» Consigne
À partir du texte sur les intérêts moratoires, répondez aux questions suivantes :
(a) Quel article du code civil est cité au point 16 ?
(b) À quelle date la demande de révision de la pension de M. A est-elle parvenue au ministre des armées ?
(c) Jusqu'à quelle date les intérêts au taux légal alloués courent-ils ?

» Texte du document
* * *

Sur les intérêts moratoires :
16. Aux termes du premier alinéa de l'article
1231-6 du code civil : " Les dommages et intérêts dus à raison du retard dans le paiement d'une obligation de somme d'argent consistent dans l'intérêt au taux légal, à compter de la mise en demeure. ". Les intérêts moratoires dus en application des dispositions de l'article
1231-6 du code civil, lorsqu'ils ont été demandés, et quelle que soit la date de cette demande, courent à compter du jour où la demande de paiement du principal est parvenue au débiteur ou, en l'absence d'une telle demande préalablement à la saisine du juge, à compter du jour de cette saisine.
17. En l'espèce, il résulte de l'instruction que la demande de révision de la pension de M. A est parvenue au ministre des armées le 22 novembre 2019. Par suite, il y a lieu de lui allouer les intérêts au taux légal ayant couru sur les arrérages complémentaires de sa pension à compter du 22 novembre 2019, date de réception par l'administration de sa demande de révision, jusqu'à la date à laquelle l'Etat procèdera au versement desdits arrérages.

* * *

» Matériel fourni
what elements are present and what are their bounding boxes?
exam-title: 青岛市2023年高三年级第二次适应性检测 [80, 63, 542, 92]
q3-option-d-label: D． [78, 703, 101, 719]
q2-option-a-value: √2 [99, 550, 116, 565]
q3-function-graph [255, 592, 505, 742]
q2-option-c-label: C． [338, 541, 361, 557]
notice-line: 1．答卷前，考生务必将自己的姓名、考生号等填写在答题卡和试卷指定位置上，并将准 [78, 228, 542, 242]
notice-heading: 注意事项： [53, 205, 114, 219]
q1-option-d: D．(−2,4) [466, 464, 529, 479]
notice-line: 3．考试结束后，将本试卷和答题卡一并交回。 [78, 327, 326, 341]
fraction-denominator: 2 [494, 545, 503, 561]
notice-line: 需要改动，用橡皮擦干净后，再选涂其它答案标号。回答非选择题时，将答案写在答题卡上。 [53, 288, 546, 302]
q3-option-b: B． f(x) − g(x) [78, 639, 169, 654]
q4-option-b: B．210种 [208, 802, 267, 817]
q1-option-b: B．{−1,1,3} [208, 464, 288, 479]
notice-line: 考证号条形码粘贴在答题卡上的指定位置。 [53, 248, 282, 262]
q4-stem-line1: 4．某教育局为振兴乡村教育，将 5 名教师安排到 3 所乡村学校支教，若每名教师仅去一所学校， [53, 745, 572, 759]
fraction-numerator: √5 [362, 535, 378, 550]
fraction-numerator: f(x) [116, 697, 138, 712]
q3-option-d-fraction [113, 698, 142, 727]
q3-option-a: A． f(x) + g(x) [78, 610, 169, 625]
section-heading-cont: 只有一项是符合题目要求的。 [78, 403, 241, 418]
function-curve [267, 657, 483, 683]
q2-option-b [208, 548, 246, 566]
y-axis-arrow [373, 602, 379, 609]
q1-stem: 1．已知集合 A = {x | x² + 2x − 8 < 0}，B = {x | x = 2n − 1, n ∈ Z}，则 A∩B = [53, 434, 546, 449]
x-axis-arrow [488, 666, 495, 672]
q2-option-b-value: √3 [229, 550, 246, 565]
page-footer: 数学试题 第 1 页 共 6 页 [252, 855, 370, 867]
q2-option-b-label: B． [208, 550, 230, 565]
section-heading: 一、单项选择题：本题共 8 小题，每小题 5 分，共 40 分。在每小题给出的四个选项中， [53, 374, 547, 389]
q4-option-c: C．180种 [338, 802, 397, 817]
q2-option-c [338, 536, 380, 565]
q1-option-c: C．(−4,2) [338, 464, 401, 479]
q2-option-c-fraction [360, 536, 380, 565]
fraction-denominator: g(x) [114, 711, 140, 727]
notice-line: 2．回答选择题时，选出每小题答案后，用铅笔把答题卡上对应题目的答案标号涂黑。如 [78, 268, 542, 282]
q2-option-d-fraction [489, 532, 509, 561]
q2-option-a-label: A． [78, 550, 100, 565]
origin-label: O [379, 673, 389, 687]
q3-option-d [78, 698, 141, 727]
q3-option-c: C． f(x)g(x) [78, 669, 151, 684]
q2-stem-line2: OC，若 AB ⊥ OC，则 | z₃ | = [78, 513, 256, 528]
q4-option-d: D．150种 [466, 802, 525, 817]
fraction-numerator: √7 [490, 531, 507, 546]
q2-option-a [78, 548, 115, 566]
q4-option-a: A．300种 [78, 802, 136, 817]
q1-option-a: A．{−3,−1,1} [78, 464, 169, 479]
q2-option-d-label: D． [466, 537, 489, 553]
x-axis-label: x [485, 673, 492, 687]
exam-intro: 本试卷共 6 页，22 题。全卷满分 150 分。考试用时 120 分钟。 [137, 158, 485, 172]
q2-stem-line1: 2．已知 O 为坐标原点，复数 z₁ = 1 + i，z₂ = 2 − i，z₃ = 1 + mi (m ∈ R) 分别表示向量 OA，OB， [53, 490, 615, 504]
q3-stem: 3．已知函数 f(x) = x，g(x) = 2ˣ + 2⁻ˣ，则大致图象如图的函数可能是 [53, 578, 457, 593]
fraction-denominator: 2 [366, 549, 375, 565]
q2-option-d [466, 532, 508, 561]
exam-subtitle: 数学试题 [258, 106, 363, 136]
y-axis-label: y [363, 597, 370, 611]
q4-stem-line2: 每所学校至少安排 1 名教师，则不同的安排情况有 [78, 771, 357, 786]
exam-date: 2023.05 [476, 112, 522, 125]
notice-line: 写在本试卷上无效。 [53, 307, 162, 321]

* * *

» Réponse finale
(a) L'article 1231-6 du code civil.
(b) Le 22 novembre 2019.
(c) Jusqu'à la date à laquelle l'État procèdera au versement des arrérages complémentaires de la pension.